SHORT PROBLEM
Every record below should be written out exactly; pictures stay out.

[A run of records]
** START **
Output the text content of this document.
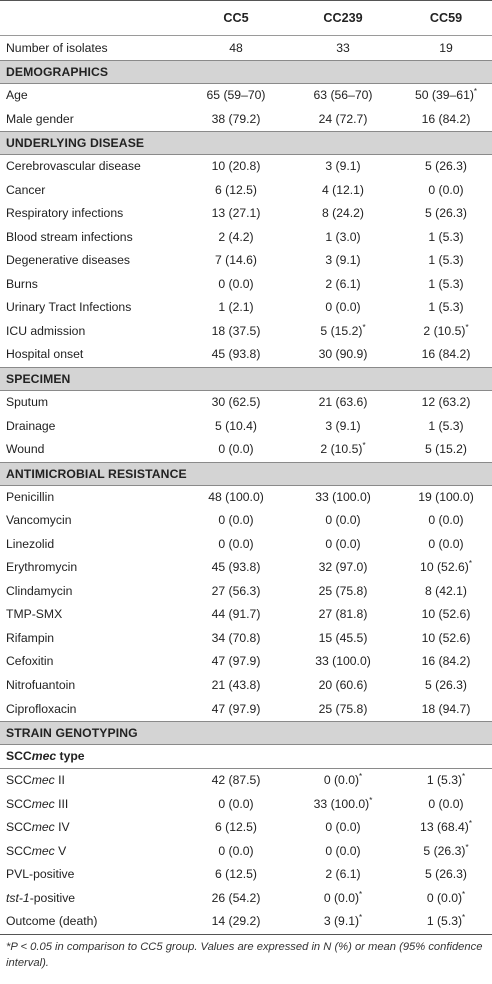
	CC5	CC239	CC59
Number of isolates	48	33	19
DEMOGRAPHICS			
Age	65 (59–70)	63 (56–70)	50 (39–61)*
Male gender	38 (79.2)	24 (72.7)	16 (84.2)
UNDERLYING DISEASE			
Cerebrovascular disease	10 (20.8)	3 (9.1)	5 (26.3)
Cancer	6 (12.5)	4 (12.1)	0 (0.0)
Respiratory infections	13 (27.1)	8 (24.2)	5 (26.3)
Blood stream infections	2 (4.2)	1 (3.0)	1 (5.3)
Degenerative diseases	7 (14.6)	3 (9.1)	1 (5.3)
Burns	0 (0.0)	2 (6.1)	1 (5.3)
Urinary Tract Infections	1 (2.1)	0 (0.0)	1 (5.3)
ICU admission	18 (37.5)	5 (15.2)*	2 (10.5)*
Hospital onset	45 (93.8)	30 (90.9)	16 (84.2)
SPECIMEN			
Sputum	30 (62.5)	21 (63.6)	12 (63.2)
Drainage	5 (10.4)	3 (9.1)	1 (5.3)
Wound	0 (0.0)	2 (10.5)*	5 (15.2)
ANTIMICROBIAL RESISTANCE			
Penicillin	48 (100.0)	33 (100.0)	19 (100.0)
Vancomycin	0 (0.0)	0 (0.0)	0 (0.0)
Linezolid	0 (0.0)	0 (0.0)	0 (0.0)
Erythromycin	45 (93.8)	32 (97.0)	10 (52.6)*
Clindamycin	27 (56.3)	25 (75.8)	8 (42.1)
TMP-SMX	44 (91.7)	27 (81.8)	10 (52.6)
Rifampin	34 (70.8)	15 (45.5)	10 (52.6)
Cefoxitin	47 (97.9)	33 (100.0)	16 (84.2)
Nitrofuantoin	21 (43.8)	20 (60.6)	5 (26.3)
Ciprofloxacin	47 (97.9)	25 (75.8)	18 (94.7)
STRAIN GENOTYPING			
SCCmec type			
SCCmec II	42 (87.5)	0 (0.0)*	1 (5.3)*
SCCmec III	0 (0.0)	33 (100.0)*	0 (0.0)
SCCmec IV	6 (12.5)	0 (0.0)	13 (68.4)*
SCCmec V	0 (0.0)	0 (0.0)	5 (26.3)*
PVL-positive	6 (12.5)	2 (6.1)	5 (26.3)
tst-1-positive	26 (54.2)	0 (0.0)*	0 (0.0)*
Outcome (death)	14 (29.2)	3 (9.1)*	1 (5.3)*
*P < 0.05 in comparison to CC5 group. Values are expressed in N (%) or mean (95% confidence interval).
** END **
ANSWER
Output the text content of this document.
	CC5	CC239	CC59
Number of isolates	48	33	19
DEMOGRAPHICS			
Age	65 (59–70)	63 (56–70)	50 (39–61)*
Male gender	38 (79.2)	24 (72.7)	16 (84.2)
UNDERLYING DISEASE			
Cerebrovascular disease	10 (20.8)	3 (9.1)	5 (26.3)
Cancer	6 (12.5)	4 (12.1)	0 (0.0)
Respiratory infections	13 (27.1)	8 (24.2)	5 (26.3)
Blood stream infections	2 (4.2)	1 (3.0)	1 (5.3)
Degenerative diseases	7 (14.6)	3 (9.1)	1 (5.3)
Burns	0 (0.0)	2 (6.1)	1 (5.3)
Urinary Tract Infections	1 (2.1)	0 (0.0)	1 (5.3)
ICU admission	18 (37.5)	5 (15.2)*	2 (10.5)*
Hospital onset	45 (93.8)	30 (90.9)	16 (84.2)
SPECIMEN			
Sputum	30 (62.5)	21 (63.6)	12 (63.2)
Drainage	5 (10.4)	3 (9.1)	1 (5.3)
Wound	0 (0.0)	2 (10.5)*	5 (15.2)
ANTIMICROBIAL RESISTANCE			
Penicillin	48 (100.0)	33 (100.0)	19 (100.0)
Vancomycin	0 (0.0)	0 (0.0)	0 (0.0)
Linezolid	0 (0.0)	0 (0.0)	0 (0.0)
Erythromycin	45 (93.8)	32 (97.0)	10 (52.6)*
Clindamycin	27 (56.3)	25 (75.8)	8 (42.1)
TMP-SMX	44 (91.7)	27 (81.8)	10 (52.6)
Rifampin	34 (70.8)	15 (45.5)	10 (52.6)
Cefoxitin	47 (97.9)	33 (100.0)	16 (84.2)
Nitrofuantoin	21 (43.8)	20 (60.6)	5 (26.3)
Ciprofloxacin	47 (97.9)	25 (75.8)	18 (94.7)
STRAIN GENOTYPING			
SCCmec type			
SCCmec II	42 (87.5)	0 (0.0)*	1 (5.3)*
SCCmec III	0 (0.0)	33 (100.0)*	0 (0.0)
SCCmec IV	6 (12.5)	0 (0.0)	13 (68.4)*
SCCmec V	0 (0.0)	0 (0.0)	5 (26.3)*
PVL-positive	6 (12.5)	2 (6.1)	5 (26.3)
tst-1-positive	26 (54.2)	0 (0.0)*	0 (0.0)*
Outcome (death)	14 (29.2)	3 (9.1)*	1 (5.3)*
*P < 0.05 in comparison to CC5 group. Values are expressed in N (%) or mean (95% confidence interval).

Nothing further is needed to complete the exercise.